══ Information provided

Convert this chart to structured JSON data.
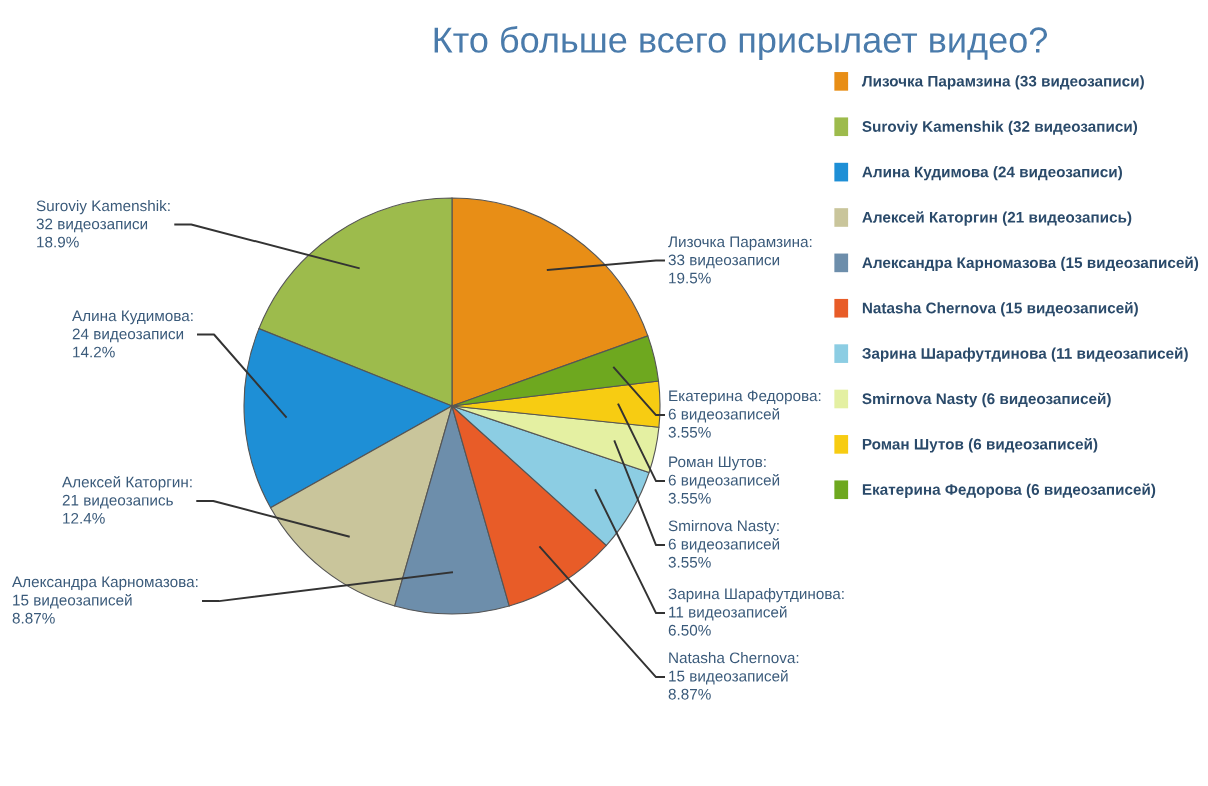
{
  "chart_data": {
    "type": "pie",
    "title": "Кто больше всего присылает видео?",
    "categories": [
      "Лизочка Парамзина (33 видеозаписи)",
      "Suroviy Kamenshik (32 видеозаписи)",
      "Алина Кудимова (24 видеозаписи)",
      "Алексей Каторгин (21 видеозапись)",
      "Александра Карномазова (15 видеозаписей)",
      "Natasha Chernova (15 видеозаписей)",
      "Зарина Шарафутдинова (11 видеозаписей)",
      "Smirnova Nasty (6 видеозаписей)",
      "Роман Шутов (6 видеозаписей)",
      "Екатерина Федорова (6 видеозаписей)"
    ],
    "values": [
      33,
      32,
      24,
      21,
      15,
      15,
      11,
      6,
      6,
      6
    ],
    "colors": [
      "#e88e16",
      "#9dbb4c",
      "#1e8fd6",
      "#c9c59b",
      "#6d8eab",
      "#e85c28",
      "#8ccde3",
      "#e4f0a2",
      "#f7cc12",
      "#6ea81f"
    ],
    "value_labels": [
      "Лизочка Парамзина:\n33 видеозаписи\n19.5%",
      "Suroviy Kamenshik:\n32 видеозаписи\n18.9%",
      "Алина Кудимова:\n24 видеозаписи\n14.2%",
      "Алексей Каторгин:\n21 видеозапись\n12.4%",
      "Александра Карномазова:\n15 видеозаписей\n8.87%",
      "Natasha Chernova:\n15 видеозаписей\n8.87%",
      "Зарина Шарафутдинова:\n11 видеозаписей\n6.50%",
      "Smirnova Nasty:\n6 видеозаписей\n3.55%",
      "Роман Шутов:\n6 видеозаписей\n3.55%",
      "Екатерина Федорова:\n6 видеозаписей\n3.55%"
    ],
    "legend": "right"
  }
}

════

_What is needed_
Using the records above, list each line that includes "Федорова".

_Written solution_
      "Екатерина Федорова (6 видеозаписей)"
      "Екатерина Федорова:\n6 видеозаписей\n3.55%"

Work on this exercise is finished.